Record list
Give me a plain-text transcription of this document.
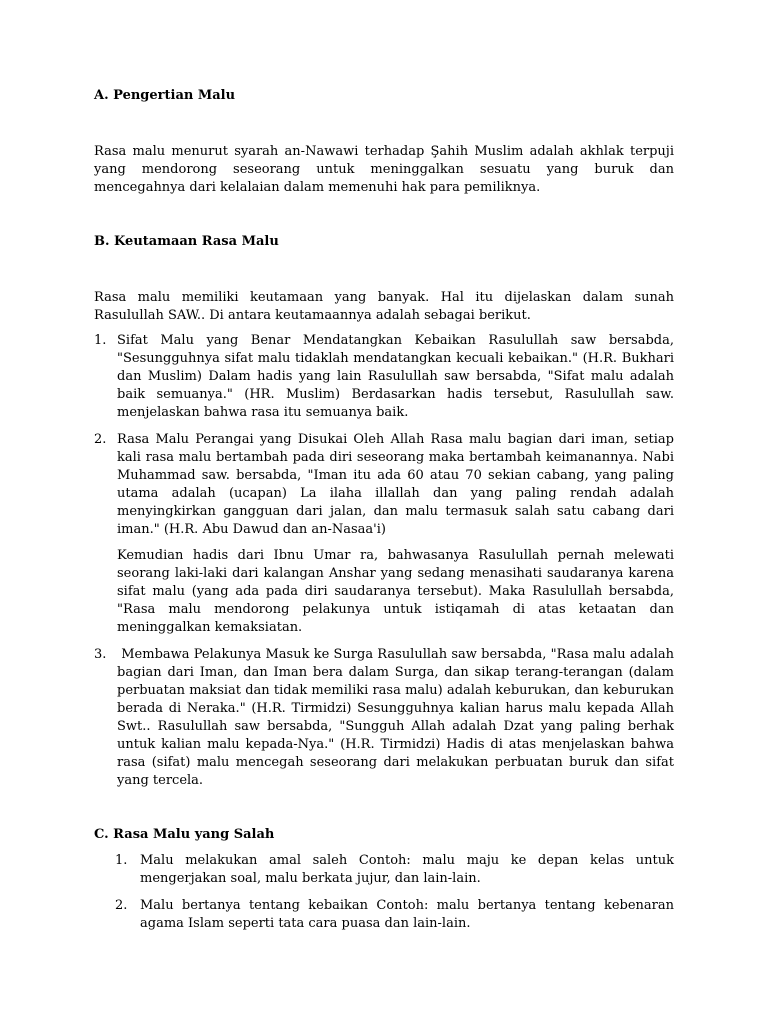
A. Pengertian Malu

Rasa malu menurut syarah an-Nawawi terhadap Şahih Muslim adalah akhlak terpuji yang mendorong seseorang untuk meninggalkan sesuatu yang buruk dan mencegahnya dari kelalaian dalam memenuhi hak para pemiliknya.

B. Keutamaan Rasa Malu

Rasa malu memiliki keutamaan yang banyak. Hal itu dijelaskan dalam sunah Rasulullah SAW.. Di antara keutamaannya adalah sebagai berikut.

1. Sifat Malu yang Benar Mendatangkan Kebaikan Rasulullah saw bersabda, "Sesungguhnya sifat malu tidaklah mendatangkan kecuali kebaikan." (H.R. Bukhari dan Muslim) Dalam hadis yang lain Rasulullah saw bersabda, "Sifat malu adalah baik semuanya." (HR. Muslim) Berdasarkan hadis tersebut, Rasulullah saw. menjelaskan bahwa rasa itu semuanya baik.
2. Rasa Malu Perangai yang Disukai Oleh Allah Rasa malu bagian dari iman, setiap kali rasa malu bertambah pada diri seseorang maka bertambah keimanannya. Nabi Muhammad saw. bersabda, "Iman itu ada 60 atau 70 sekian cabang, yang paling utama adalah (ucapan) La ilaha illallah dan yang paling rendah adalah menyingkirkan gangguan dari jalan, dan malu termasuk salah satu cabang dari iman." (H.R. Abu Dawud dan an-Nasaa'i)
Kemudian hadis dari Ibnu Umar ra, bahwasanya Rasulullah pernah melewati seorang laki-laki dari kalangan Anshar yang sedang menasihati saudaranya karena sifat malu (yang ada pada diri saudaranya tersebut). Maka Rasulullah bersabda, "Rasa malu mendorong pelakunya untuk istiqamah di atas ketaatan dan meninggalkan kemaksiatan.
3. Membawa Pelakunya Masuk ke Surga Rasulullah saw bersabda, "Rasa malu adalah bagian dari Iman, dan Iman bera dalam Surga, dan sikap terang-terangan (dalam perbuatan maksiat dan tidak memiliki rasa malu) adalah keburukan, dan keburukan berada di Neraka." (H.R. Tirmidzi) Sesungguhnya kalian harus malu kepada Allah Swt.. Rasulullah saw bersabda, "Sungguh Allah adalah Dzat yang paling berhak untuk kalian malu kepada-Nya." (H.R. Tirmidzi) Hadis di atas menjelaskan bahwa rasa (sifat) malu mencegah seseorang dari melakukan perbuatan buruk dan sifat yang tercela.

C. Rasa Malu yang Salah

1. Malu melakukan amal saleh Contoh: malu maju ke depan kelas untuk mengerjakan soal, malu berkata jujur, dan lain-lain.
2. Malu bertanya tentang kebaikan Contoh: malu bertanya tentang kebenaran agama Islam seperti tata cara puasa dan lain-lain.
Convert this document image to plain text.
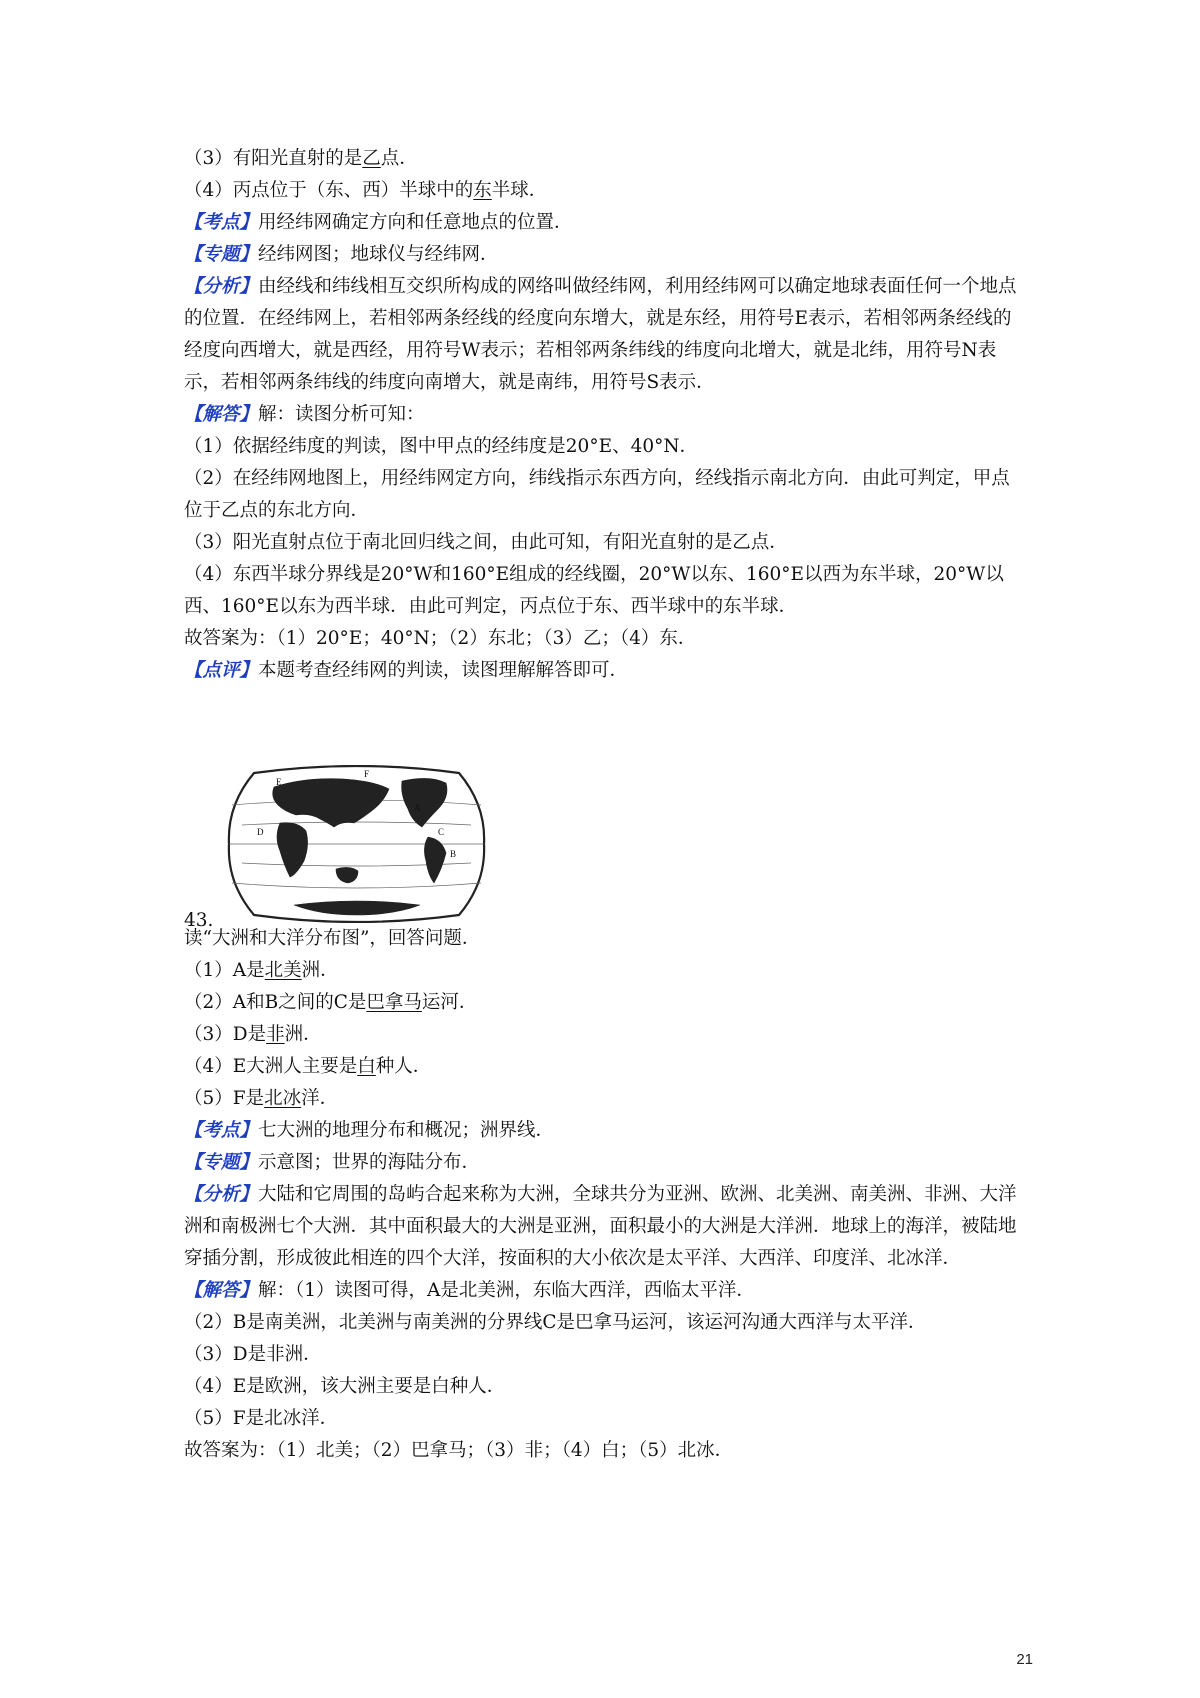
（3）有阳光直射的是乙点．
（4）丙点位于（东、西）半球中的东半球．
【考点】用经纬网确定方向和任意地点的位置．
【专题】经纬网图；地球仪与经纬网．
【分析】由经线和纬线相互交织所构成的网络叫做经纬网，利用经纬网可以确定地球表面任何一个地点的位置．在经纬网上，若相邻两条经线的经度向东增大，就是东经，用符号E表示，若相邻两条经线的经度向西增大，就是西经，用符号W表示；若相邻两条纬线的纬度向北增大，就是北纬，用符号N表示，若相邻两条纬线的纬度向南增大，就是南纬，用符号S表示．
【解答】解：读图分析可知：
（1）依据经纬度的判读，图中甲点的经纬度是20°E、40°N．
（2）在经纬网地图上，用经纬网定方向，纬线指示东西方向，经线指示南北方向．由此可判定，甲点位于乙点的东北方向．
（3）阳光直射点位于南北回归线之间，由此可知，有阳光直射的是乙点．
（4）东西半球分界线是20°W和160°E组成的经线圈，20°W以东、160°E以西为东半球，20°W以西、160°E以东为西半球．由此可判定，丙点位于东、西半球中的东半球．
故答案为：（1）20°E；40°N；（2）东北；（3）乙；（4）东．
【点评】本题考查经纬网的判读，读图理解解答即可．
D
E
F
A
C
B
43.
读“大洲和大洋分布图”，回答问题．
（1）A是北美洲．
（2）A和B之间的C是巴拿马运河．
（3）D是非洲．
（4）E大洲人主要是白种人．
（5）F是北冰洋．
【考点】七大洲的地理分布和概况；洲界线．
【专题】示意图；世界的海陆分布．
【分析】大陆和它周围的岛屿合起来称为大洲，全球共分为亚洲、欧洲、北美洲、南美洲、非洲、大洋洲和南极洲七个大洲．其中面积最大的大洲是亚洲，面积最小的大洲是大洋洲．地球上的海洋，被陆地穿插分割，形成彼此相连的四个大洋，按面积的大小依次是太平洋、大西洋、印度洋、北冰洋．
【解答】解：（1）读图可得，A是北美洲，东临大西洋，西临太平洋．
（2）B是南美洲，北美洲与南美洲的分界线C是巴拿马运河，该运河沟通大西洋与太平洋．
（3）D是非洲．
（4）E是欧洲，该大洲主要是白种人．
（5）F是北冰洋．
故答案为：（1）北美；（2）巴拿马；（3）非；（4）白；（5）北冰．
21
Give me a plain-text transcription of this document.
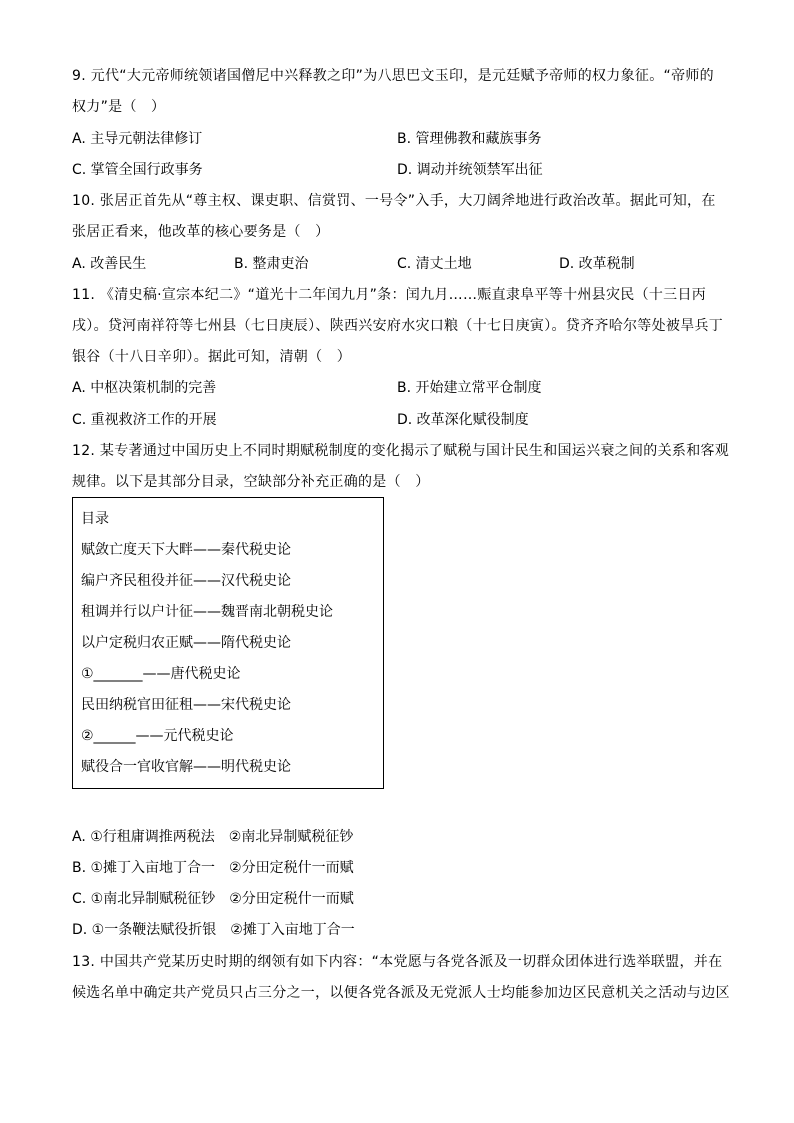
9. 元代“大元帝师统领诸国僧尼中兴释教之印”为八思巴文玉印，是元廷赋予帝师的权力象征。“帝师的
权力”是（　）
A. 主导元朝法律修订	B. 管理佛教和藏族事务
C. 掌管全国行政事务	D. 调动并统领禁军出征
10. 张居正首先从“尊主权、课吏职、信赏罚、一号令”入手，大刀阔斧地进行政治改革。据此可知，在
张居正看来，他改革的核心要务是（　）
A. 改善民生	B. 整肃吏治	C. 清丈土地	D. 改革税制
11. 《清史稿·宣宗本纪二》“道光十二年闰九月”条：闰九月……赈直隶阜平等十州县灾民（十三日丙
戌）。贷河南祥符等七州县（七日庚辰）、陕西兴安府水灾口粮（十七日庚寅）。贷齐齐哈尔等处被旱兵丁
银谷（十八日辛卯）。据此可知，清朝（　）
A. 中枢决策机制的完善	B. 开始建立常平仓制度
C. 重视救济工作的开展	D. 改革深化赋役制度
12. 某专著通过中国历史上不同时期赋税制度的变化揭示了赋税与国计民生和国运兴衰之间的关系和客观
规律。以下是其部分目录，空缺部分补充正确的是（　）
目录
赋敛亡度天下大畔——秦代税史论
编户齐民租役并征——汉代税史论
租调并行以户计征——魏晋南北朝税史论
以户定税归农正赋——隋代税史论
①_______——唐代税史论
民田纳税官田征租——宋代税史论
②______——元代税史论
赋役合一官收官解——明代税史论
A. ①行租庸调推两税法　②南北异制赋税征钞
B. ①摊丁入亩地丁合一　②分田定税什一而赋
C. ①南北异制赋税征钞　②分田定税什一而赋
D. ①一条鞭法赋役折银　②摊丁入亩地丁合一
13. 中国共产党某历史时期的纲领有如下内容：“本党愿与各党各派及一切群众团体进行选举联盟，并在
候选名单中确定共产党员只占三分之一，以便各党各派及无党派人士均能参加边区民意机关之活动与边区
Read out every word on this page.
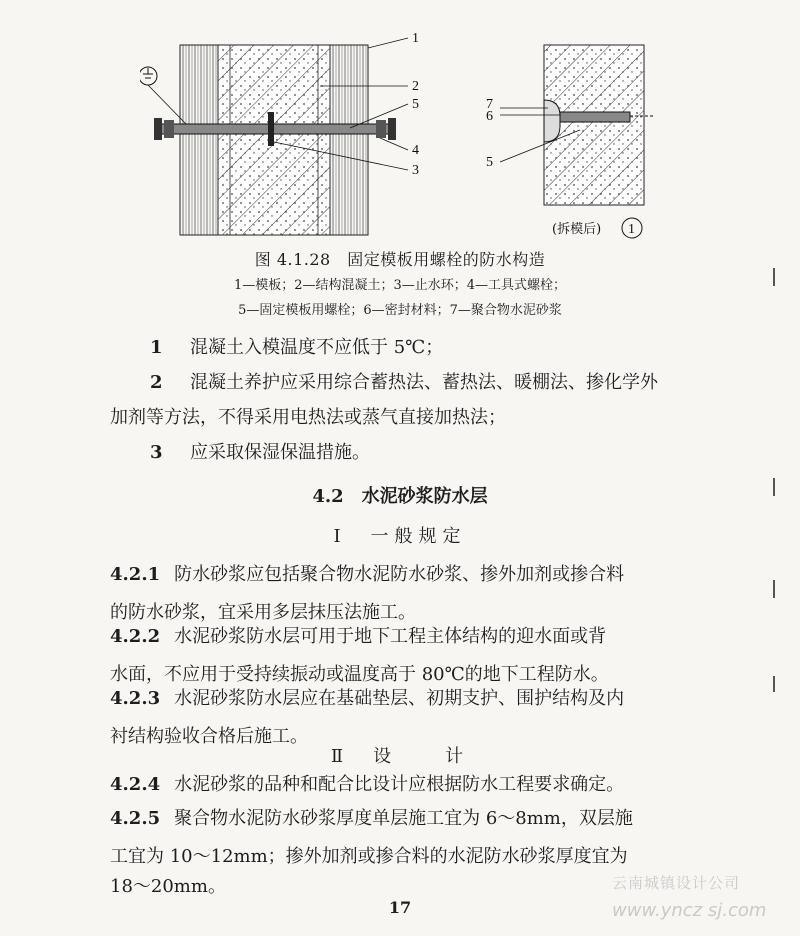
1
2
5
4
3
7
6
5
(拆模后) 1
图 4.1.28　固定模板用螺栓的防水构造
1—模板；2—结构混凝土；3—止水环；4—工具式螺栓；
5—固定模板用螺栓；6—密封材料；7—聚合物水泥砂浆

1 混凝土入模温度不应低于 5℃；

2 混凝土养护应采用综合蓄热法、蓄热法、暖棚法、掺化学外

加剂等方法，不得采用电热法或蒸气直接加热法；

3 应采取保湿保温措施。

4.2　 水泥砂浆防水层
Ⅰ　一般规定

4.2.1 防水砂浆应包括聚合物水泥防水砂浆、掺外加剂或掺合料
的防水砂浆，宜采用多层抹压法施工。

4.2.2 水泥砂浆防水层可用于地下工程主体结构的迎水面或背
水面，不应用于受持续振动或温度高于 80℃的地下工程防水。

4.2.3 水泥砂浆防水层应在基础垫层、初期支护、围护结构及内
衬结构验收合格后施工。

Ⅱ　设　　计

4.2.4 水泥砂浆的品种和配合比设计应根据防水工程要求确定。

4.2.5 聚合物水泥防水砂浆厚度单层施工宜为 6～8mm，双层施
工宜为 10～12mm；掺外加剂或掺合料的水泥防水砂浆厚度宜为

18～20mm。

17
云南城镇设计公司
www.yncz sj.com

Set task
Quote exactly the lines from the line that contains "Read out every word on this page." through the last line of the listing, please, leaving out all pictures.

Exercise answer
Read out every word on this page.
1
2
5
4
3
7
6
5
(拆模后) 1
图 4.1.28　固定模板用螺栓的防水构造
1—模板；2—结构混凝土；3—止水环；4—工具式螺栓；
5—固定模板用螺栓；6—密封材料；7—聚合物水泥砂浆

1 混凝土入模温度不应低于 5℃；

2 混凝土养护应采用综合蓄热法、蓄热法、暖棚法、掺化学外

加剂等方法，不得采用电热法或蒸气直接加热法；

3 应采取保湿保温措施。

4.2　 水泥砂浆防水层
Ⅰ　一般规定

4.2.1 防水砂浆应包括聚合物水泥防水砂浆、掺外加剂或掺合料
的防水砂浆，宜采用多层抹压法施工。

4.2.2 水泥砂浆防水层可用于地下工程主体结构的迎水面或背
水面，不应用于受持续振动或温度高于 80℃的地下工程防水。

4.2.3 水泥砂浆防水层应在基础垫层、初期支护、围护结构及内
衬结构验收合格后施工。

Ⅱ　设　　计

4.2.4 水泥砂浆的品种和配合比设计应根据防水工程要求确定。

4.2.5 聚合物水泥防水砂浆厚度单层施工宜为 6～8mm，双层施
工宜为 10～12mm；掺外加剂或掺合料的水泥防水砂浆厚度宜为

18～20mm。

17
云南城镇设计公司
www.yncz sj.com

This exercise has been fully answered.